[[ Information shown, beginning ]]

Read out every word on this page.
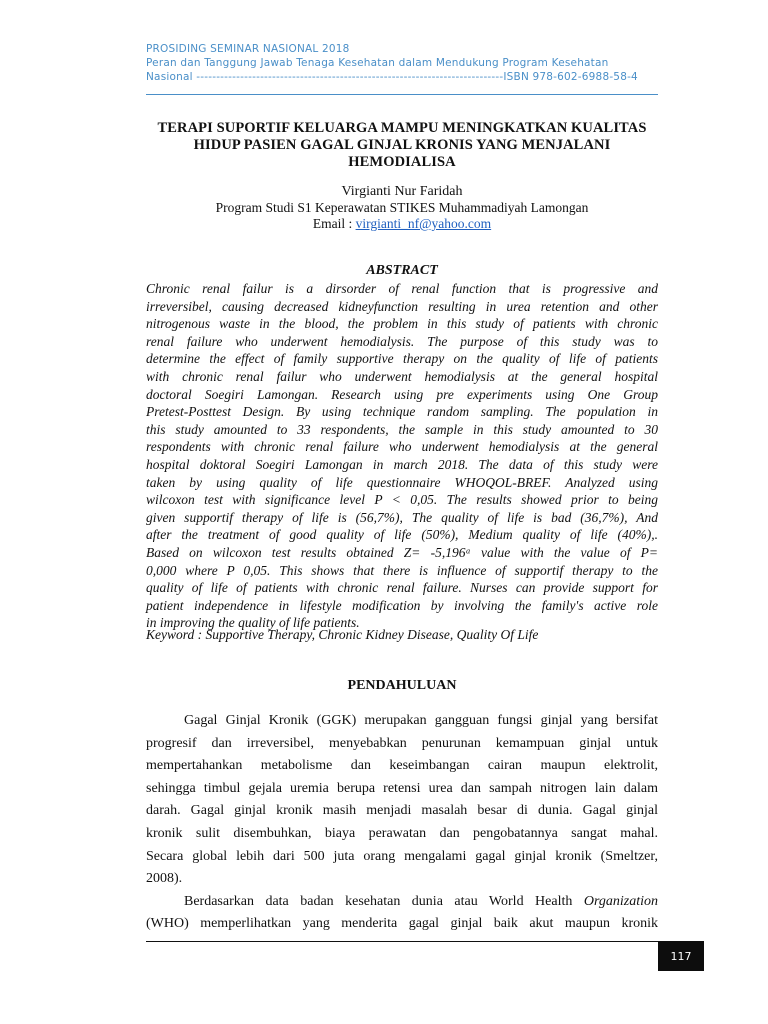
PROSIDING SEMINAR NASIONAL 2018
Peran dan Tanggung Jawab Tenaga Kesehatan dalam Mendukung Program Kesehatan
Nasional -----------------------------------------------------------------------------ISBN 978-602-6988-58-4
TERAPI SUPORTIF KELUARGA MAMPU MENINGKATKAN KUALITAS
HIDUP PASIEN GAGAL GINJAL KRONIS YANG MENJALANI
HEMODIALISA
Virgianti Nur Faridah
Program Studi S1 Keperawatan STIKES Muhammadiyah Lamongan
Email : virgianti_nf@yahoo.com
ABSTRACT
Chronic renal failur is a dirsorder of renal function that is progressive and
irreversibel, causing decreased kidneyfunction resulting in urea retention and other
nitrogenous waste in the blood, the problem in this study of patients with chronic
renal failure who underwent hemodialysis. The purpose of this study was to
determine the effect of family supportive therapy on the quality of life of patients
with chronic renal failur who underwent hemodialysis at the general hospital
doctoral Soegiri Lamongan. Research using pre experiments using One Group
Pretest-Posttest Design. By using technique random sampling. The population in
this study amounted to 33 respondents, the sample in this study amounted to 30
respondents with chronic renal failure who underwent hemodialysis at the general
hospital doktoral Soegiri Lamongan in march 2018. The data of this study were
taken by using quality of life questionnaire WHOQOL-BREF. Analyzed using
wilcoxon test with significance level P < 0,05. The results showed prior to being
given supportif therapy of life is (56,7%), The quality of life is bad (36,7%), And
after the treatment of good quality of life (50%), Medium quality of life (40%),.
Based on wilcoxon test results obtained Z= -5,196ᵃ value with the value of P=
0,000 where P 0,05. This shows that there is influence of supportif therapy to the
quality of life of patients with chronic renal failure. Nurses can provide support for
patient independence in lifestyle modification by involving the family's active role
in improving the quality of life patients.
Keyword : Supportive Therapy, Chronic Kidney Disease, Quality Of Life
PENDAHULUAN
Gagal Ginjal Kronik (GGK) merupakan gangguan fungsi ginjal yang bersifat
progresif dan irreversibel, menyebabkan penurunan kemampuan ginjal untuk
mempertahankan metabolisme dan keseimbangan cairan maupun elektrolit,
sehingga timbul gejala uremia berupa retensi urea dan sampah nitrogen lain dalam
darah. Gagal ginjal kronik masih menjadi masalah besar di dunia. Gagal ginjal
kronik sulit disembuhkan, biaya perawatan dan pengobatannya sangat mahal.
Secara global lebih dari 500 juta orang mengalami gagal ginjal kronik (Smeltzer,
2008).
Berdasarkan data badan kesehatan dunia atau World Health Organization
(WHO) memperlihatkan yang menderita gagal ginjal baik akut maupun kronik
117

[[ Information shown, end ]]

(Problem statement)
Could you print the whole listing again, exactly, leaving the pictures out?

(Output)
Read out every word on this page.
PROSIDING SEMINAR NASIONAL 2018
Peran dan Tanggung Jawab Tenaga Kesehatan dalam Mendukung Program Kesehatan
Nasional -----------------------------------------------------------------------------ISBN 978-602-6988-58-4
TERAPI SUPORTIF KELUARGA MAMPU MENINGKATKAN KUALITAS
HIDUP PASIEN GAGAL GINJAL KRONIS YANG MENJALANI
HEMODIALISA
Virgianti Nur Faridah
Program Studi S1 Keperawatan STIKES Muhammadiyah Lamongan
Email : virgianti_nf@yahoo.com
ABSTRACT
Chronic renal failur is a dirsorder of renal function that is progressive and
irreversibel, causing decreased kidneyfunction resulting in urea retention and other
nitrogenous waste in the blood, the problem in this study of patients with chronic
renal failure who underwent hemodialysis. The purpose of this study was to
determine the effect of family supportive therapy on the quality of life of patients
with chronic renal failur who underwent hemodialysis at the general hospital
doctoral Soegiri Lamongan. Research using pre experiments using One Group
Pretest-Posttest Design. By using technique random sampling. The population in
this study amounted to 33 respondents, the sample in this study amounted to 30
respondents with chronic renal failure who underwent hemodialysis at the general
hospital doktoral Soegiri Lamongan in march 2018. The data of this study were
taken by using quality of life questionnaire WHOQOL-BREF. Analyzed using
wilcoxon test with significance level P < 0,05. The results showed prior to being
given supportif therapy of life is (56,7%), The quality of life is bad (36,7%), And
after the treatment of good quality of life (50%), Medium quality of life (40%),.
Based on wilcoxon test results obtained Z= -5,196ᵃ value with the value of P=
0,000 where P 0,05. This shows that there is influence of supportif therapy to the
quality of life of patients with chronic renal failure. Nurses can provide support for
patient independence in lifestyle modification by involving the family's active role
in improving the quality of life patients.
Keyword : Supportive Therapy, Chronic Kidney Disease, Quality Of Life
PENDAHULUAN
Gagal Ginjal Kronik (GGK) merupakan gangguan fungsi ginjal yang bersifat
progresif dan irreversibel, menyebabkan penurunan kemampuan ginjal untuk
mempertahankan metabolisme dan keseimbangan cairan maupun elektrolit,
sehingga timbul gejala uremia berupa retensi urea dan sampah nitrogen lain dalam
darah. Gagal ginjal kronik masih menjadi masalah besar di dunia. Gagal ginjal
kronik sulit disembuhkan, biaya perawatan dan pengobatannya sangat mahal.
Secara global lebih dari 500 juta orang mengalami gagal ginjal kronik (Smeltzer,
2008).
Berdasarkan data badan kesehatan dunia atau World Health Organization
(WHO) memperlihatkan yang menderita gagal ginjal baik akut maupun kronik
117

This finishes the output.